# Aufgaben:
[1] Kopieren Sie aus dem Text über den PsyOps-Einsatz des Bundesheeres im Jahr 2015 wortgetreu den Abschnitt von „Die Migrations- und“ bis „und dem Einsatzkamerateam.“.
[2] Nehmen Sie den Text über den PsyOps-Einsatz des Bundesheeres im Jahr 2015 an seinem Ende auf und schreiben Sie ihn fort.

# Vorliegender Text:
====================

Die Migrations- und Flüchtlingskrise war das beherrschende Thema des Jahres 2015. Ab dem Sommer nahm der Zustrom von Menschen nach Europa eine Dimension an, die einen Assistenzeinsatz des Bundesheeres an der Staatsgrenze erforderlich machte. Ein wesentliches Element, das sich bei diesem Einsatz beweisen konnte, war die Abteilung PsyOps der Auslandseinsatzbasis mit ihren taktischen Lautsprechertrupps und dem Einsatzkamerateam.

Im August und September 2015 kam es zu einem starken Anstieg von Flüchtlingsbewegungen entlang der Balkanroute (Türkei, Griechenland, Nordmazedonien, Serbien, Ungarn, Slowenien) nach Zentraleuropa. Nach Angaben der EU-Grenzschutzagentur FRONTEX waren dort mehr als 760 000 Personen unterwegs. An den Grenzübertrittstellen von Ungarn nach Österreich kam es zu einem regelrechten Ansturm von Migranten, der durch die Polizeikräfte vor Ort nicht mehr alleine bewältigt werden konnte.

Mit dem Ministerratsbeschluss vom 14. September 2015 wurde von der österreichischen Bundesregierung ein Assistenzeinsatz des Bundesheeres in der Stärke von bis zu 2 200 Soldaten festgelegt, um das Innenministerium bei der Beherrschung der Lage zu unterstützen. In den ersten Wochen lag das Schwergewicht des Einsatzes am Grenzübergang Nickelsdorf im Burgenland, wo das Jägerbataillon 25 als verantwortliches Kommando eingesetzt war. Auf Initiative der Abteilung Joint Information Operations (JInfoOps) des damaligen Streitkräfteführungskommandos wurden am 20. September 2015 auch Teile der Abteilung PsyOps der Auslandseinsatzbasis alarmiert. Diese wurden zur Unterstützung der Einheiten zum Grenzübergang Nickelsdorf entsandt.

Der Einsatz

Der Auftrag an die PsyOps-Kräfte lautete: „Das PsyOps-Element informiert, lenkt und leitet mittels gezielten und abgestimmten Lautsprecheraufrufen und Kommunikationsmaßnahmen die ankommenden hilfs- und schutzbedürftigen Fremden (hsF) und unterstützt so die Einsatzführung im Bereich der Grenzkontrollstellen. Das Einsatzkamerateam dokumentiert mithilfe von Foto- und Videoaufnahmen den sihpol/AssE vor Ort und trägt so zum Lagebild der Einsatzführung bei“.

Das Element bestand aus acht Soldaten und setzte sich zusammen aus

  • einem Führungselement (zwei Offiziere),
  • zwei taktischen Lautsprechertrupps (vier Unteroffiziere) und
  • einem Einsatzkamerateam (zwei Unteroffiziere).

====================

# Bereitgestellte Datensätze:
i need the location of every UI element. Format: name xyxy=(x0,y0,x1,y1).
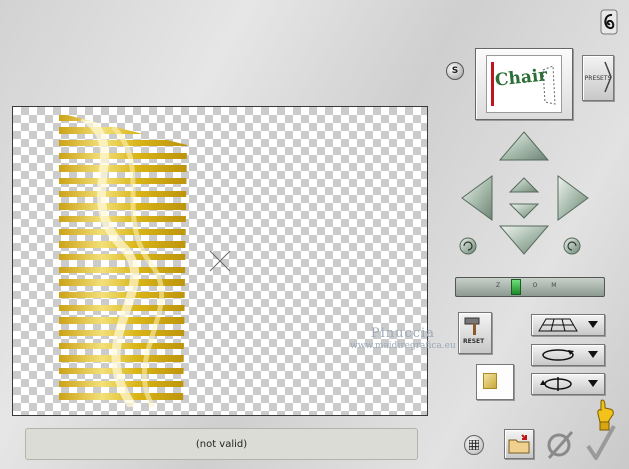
rotate-left-icon[interactable] xyxy=(459,237,477,255)
center-up-icon[interactable] xyxy=(508,177,540,193)
preview-canvas[interactable] xyxy=(12,106,428,416)
center-down-icon[interactable] xyxy=(508,203,540,219)
watermark-url: www.maidiregrafica.eu xyxy=(350,341,456,351)
chevron-down-icon xyxy=(588,321,598,328)
ok-check-icon[interactable] xyxy=(586,424,616,466)
s-button[interactable]: S xyxy=(446,62,464,80)
center-cross-icon xyxy=(209,250,231,272)
plane-grid-dropdown[interactable] xyxy=(531,314,605,336)
reset-button[interactable]: RESET xyxy=(458,312,492,354)
left-arrow-icon[interactable] xyxy=(461,175,493,221)
gold-stripes-image xyxy=(59,113,231,407)
flip-loop-icon xyxy=(540,377,572,391)
navigation-pad xyxy=(452,128,602,268)
up-arrow-icon[interactable] xyxy=(498,131,550,161)
reset-label: RESET xyxy=(463,338,485,345)
plane-grid-icon xyxy=(538,318,578,332)
thumbnail-swatch-button[interactable] xyxy=(476,364,514,400)
open-folder-button[interactable] xyxy=(504,429,534,459)
status-text: (not valid) xyxy=(195,438,248,450)
watermark: Pinuccia www.maidiregrafica.eu xyxy=(350,326,456,351)
flip-loop-dropdown[interactable] xyxy=(531,373,605,395)
rotate-right-icon[interactable] xyxy=(563,237,581,255)
chevron-down-icon xyxy=(588,351,598,358)
spiral-logo-icon[interactable] xyxy=(600,9,618,39)
grid-icon[interactable] xyxy=(464,435,484,455)
thumbnail-preview: Chair xyxy=(486,55,562,113)
preset-thumbnail[interactable]: Chair xyxy=(475,48,573,120)
presets-arrow-icon xyxy=(604,60,612,98)
s-button-label: S xyxy=(451,66,459,76)
watermark-title: Pinuccia xyxy=(370,326,435,341)
rotate-loop-icon xyxy=(542,349,574,361)
thumbnail-swatch-icon xyxy=(483,373,497,389)
chevron-down-icon xyxy=(588,380,598,387)
hammer-icon xyxy=(464,317,480,335)
zoom-slider-thumb[interactable] xyxy=(511,279,521,295)
rotate-loop-dropdown[interactable] xyxy=(531,344,605,366)
right-arrow-icon[interactable] xyxy=(557,175,589,221)
zoom-label: Z O O M xyxy=(496,282,563,289)
status-bar: (not valid) xyxy=(25,428,418,460)
down-arrow-icon[interactable] xyxy=(498,225,550,255)
zoom-slider[interactable]: Z O O M xyxy=(455,277,605,297)
folder-icon xyxy=(508,434,530,454)
cancel-icon[interactable] xyxy=(546,428,574,464)
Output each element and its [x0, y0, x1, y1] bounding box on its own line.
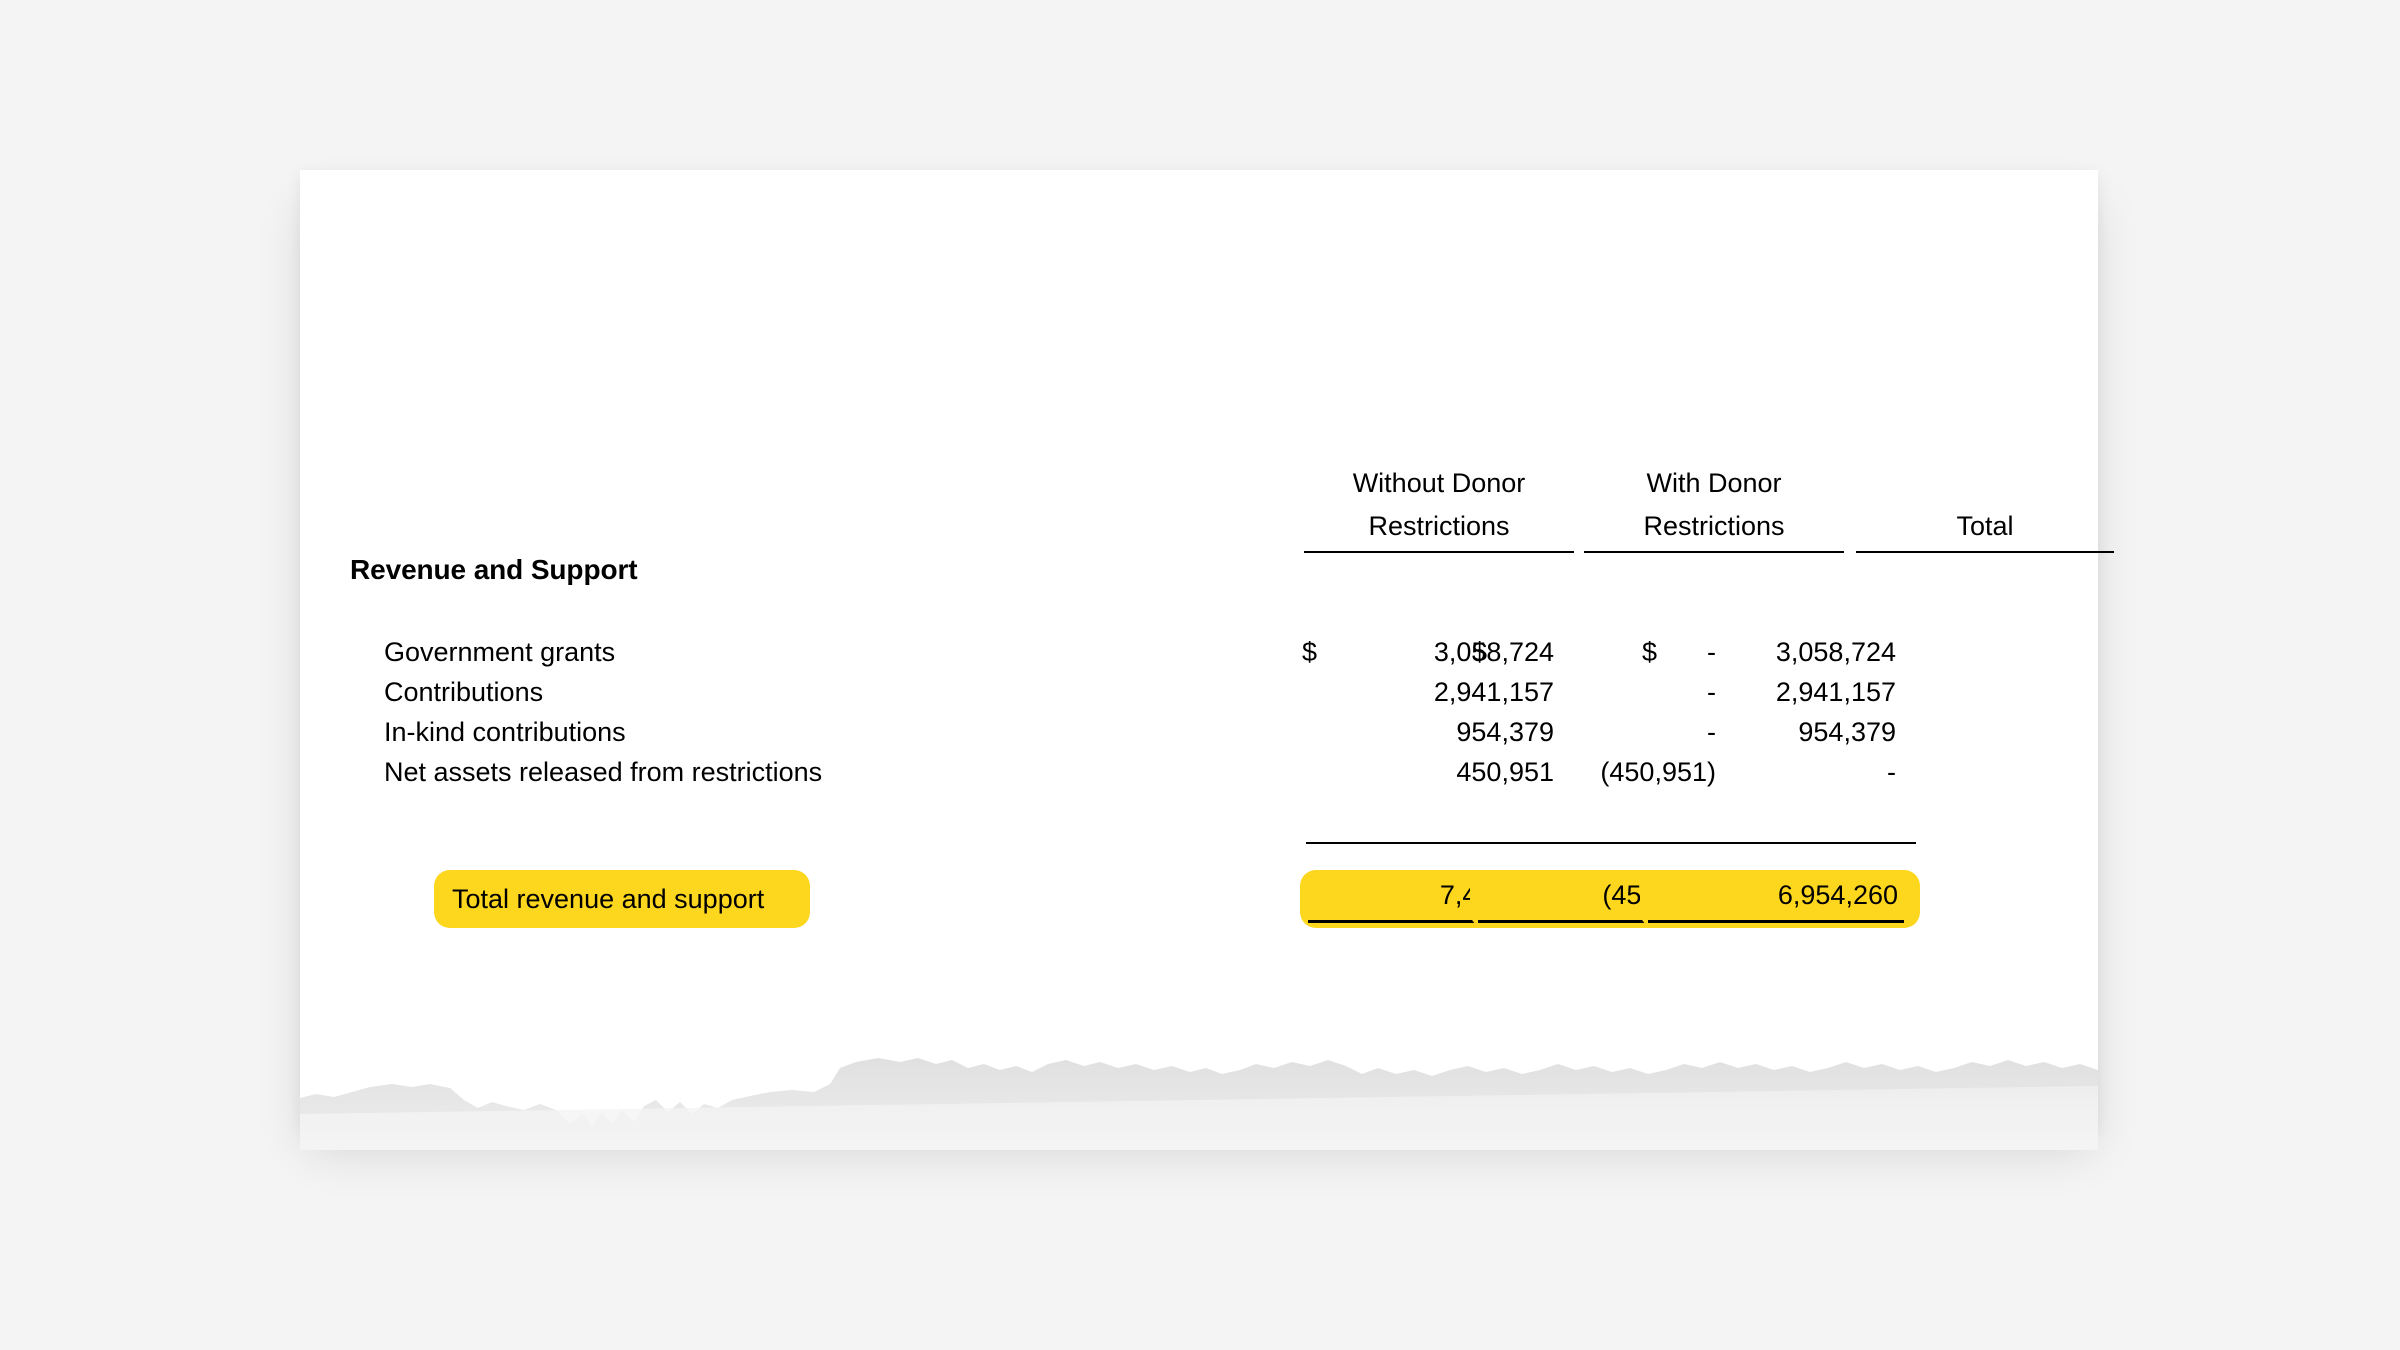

====================

# Erwartete Antworten:
[1]
Die Migrations- und Flüchtlingskrise war das beherrschende Thema des Jahres 2015. Ab dem Sommer nahm der Zustrom von Menschen nach Europa eine Dimension an, die einen Assistenzeinsatz des Bundesheeres an der Staatsgrenze erforderlich machte. Ein wesentliches Element, das sich bei diesem Einsatz beweisen konnte, war die Abteilung PsyOps der Auslandseinsatzbasis mit ihren taktischen Lautsprechertrupps und dem Einsatzkamerateam.

[2]
Als spezifische Ausrüstung verfügte das PsyOps-Element über zwei tragbare Lautsprechersysteme (MANPACK LSA-2011), digitale Foto- und Videokameras sowie mobile Schnittrechner. Erstmalig kam das, unmittelbar zuvor durch das Heereslogistikzentrum Salzburg fertiggestellte, Lautsprecherfahrzeug IVECO „HUSAR“ PsyOps zum Einsatz. Dieses Spezialfahrzeug bewährte sich bereits nach kurzer Zeit und wurde zu einem Schlüsselelement der Einsatzführung.

Nickelsdorf (21. September bis Oktober 2015)

Der Einsatz in Nickelsdorf gestaltete sich, wegen der großen Anzahl täglich ankommender hilfs- und schutzbedürftiger Fremden (hsF), wie die Migranten bundesheerintern bezeichnet wurden, von Beginn an als intensiv. Die acht PsyOps-Soldaten wurden in einem durchgehenden Schichtsystem mehrmals täglich direkt an der Grenzübertrittstelle eingesetzt.

Rasch wurde klar, dass der Andrang von tausenden Menschen nur mit gezielter Information und Kommunikation einigermaßen geordnet bewältigt werden konnte. Mit Unterstützung von Kadersoldaten, die aufgrund ihrer familiären Hintergründe über Sprachkenntnisse in Arabisch und Dari/Farsi verfügen, konnte die Zielgruppe mit gezielten Lautsprecheraufrufen und einfach gestalteten Printprodukten informiert und geleitet werden.

Das Einsatzkamerateam dokumentierte mithilfe von Videoaufnahmen die Lage vor Ort und übermittelte diese in regelmäßigen Abständen an das operative Kommando in Graz. Nach drei intensiven Wochen vor Ort schloss Ungarn die Grenzen zu Serbien. Daraufhin verlagerte sich das Schwergewicht des Einsatzes an die Grenzübertrittstelle Spielfeld in der Steiermark. Das Streitkräfteführungskommando entschied, das PsyOps-Element aus Nickelsdorf abzuziehen und mit dem gleichen Auftrag in Spielfeld einzusetzen.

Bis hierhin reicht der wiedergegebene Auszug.